▸ TEXT

EDITORIAL – English version


Are democracy and Islam compatible?

A much addressed question? For sure… But has it ever been answered in a satisfactory way?

Five years after the brief but vibrant shaking of a past spring…

As Syria and Iraq, burning and bleeding, have not completed their descent into hell… As Libya and Mali (subsequently) implode… As Egypt now again lives under the boots and the stick of a merciless military tyranny… As Yemen manifests a disposition to disappear from the world map… As Tunisia is caught up again with the demons of the old regime and gangrened by Islamist velleities – even if some observers have not quite understood…

Has recent history not given its answer to the question?

Perhaps the question is better phrased differently…

Does Islam have the vocation – as was once the case of Christianity – of producing democracy?

Or, on the contrary, has this religion, born from the fierce crucible of Arabian desert Bedouins, generated the principle of political coercion? And is the Caliphate, as monarchic and theological regime, the natural emanation of a severe and intransigent Qur’anic text, dictated by the Prophet Mohammed, who was himself, when alive, the almighty sovereign of a subdued people?

Dataset entries:
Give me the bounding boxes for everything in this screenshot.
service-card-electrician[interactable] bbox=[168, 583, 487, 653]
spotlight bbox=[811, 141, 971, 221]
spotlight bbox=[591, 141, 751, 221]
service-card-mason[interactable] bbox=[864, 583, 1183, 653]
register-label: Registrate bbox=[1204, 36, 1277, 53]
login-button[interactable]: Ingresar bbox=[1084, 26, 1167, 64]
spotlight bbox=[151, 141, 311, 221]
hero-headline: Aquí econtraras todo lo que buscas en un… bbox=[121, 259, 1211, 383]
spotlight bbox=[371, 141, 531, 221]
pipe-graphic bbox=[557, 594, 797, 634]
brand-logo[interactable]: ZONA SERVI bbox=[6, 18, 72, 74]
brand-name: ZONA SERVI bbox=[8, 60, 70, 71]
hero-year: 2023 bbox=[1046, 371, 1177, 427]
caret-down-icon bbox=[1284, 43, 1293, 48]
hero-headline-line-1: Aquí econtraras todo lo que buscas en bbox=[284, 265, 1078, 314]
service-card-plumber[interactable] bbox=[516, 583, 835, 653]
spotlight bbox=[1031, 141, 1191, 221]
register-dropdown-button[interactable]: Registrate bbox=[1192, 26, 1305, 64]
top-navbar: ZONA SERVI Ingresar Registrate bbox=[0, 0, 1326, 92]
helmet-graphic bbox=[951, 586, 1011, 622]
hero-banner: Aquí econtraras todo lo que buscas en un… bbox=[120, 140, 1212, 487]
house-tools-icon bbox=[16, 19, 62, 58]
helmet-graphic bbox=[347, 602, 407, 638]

▸ TASKS AND EXERCISES
a) According to the editorial, how many years have passed since the brief but vibrant shaking of a past spring?
b) Duplicate the part of the editorial that begins at the words "A much addressed" and stops after the words "of producing democracy?".
c) Write the next part of the editorial on Islam and democracy, picking up after its final sentence.

▸ EXPECTED OUTPUTS
a) Five years.

b)
A much addressed question? For sure… But has it ever been answered in a satisfactory way?

Five years after the brief but vibrant shaking of a past spring…

As Syria and Iraq, burning and bleeding, have not completed their descent into hell… As Libya and Mali (subsequently) implode… As Egypt now again lives under the boots and the stick of a merciless military tyranny… As Yemen manifests a disposition to disappear from the world map… As Tunisia is caught up again with the demons of the old regime and gangrened by Islamist velleities – even if some observers have not quite understood…

Has recent history not given its answer to the question?

Perhaps the question is better phrased differently…

Does Islam have the vocation – as was once the case of Christianity – of producing democracy?

c)
An extreme left, joined by a right force that similarly extreme, believes to have seen in the events that have weakened some of the nations of Arabic language, the criminal hand of the United States of America. “When there is a bad blow somewhere, always say that it was the Americans!”, at least this is what Costa Gavras had one of his characters exclaim. “Even if you think you are wrong … ‘They’ know that you are right!”. A left that has not understood that the ideological cleavage is not the same anymore as at the time of Eisenhower and Stalin, even though the Cold War may still play out its consequences…

The facts have displayed it, without leaving room for ambiguity: the Americans, caught off-guard and incapable of reacting, have had no (or no big) role in the explosion of revolts, revolutions and Arab civil wars… A little bit in Libya, all the same… But not in Egypt – here the revolution revealed a clumsy Obama administration, that had not at all apprehended the tensions, nor anticipated the… ephemeral… change. Neither in Syria, where the insurrection poorly reflected the policy of Washington, which since 2005 was struggling to bring about a change of alliance, multiplying the pressures and reverences towards the Baathist regime.

Today it is certain: the revolts, revolutions and Arab civil wars have been (and are) endogenous phenomena.

They have not been driven by states wishing to spread democracy.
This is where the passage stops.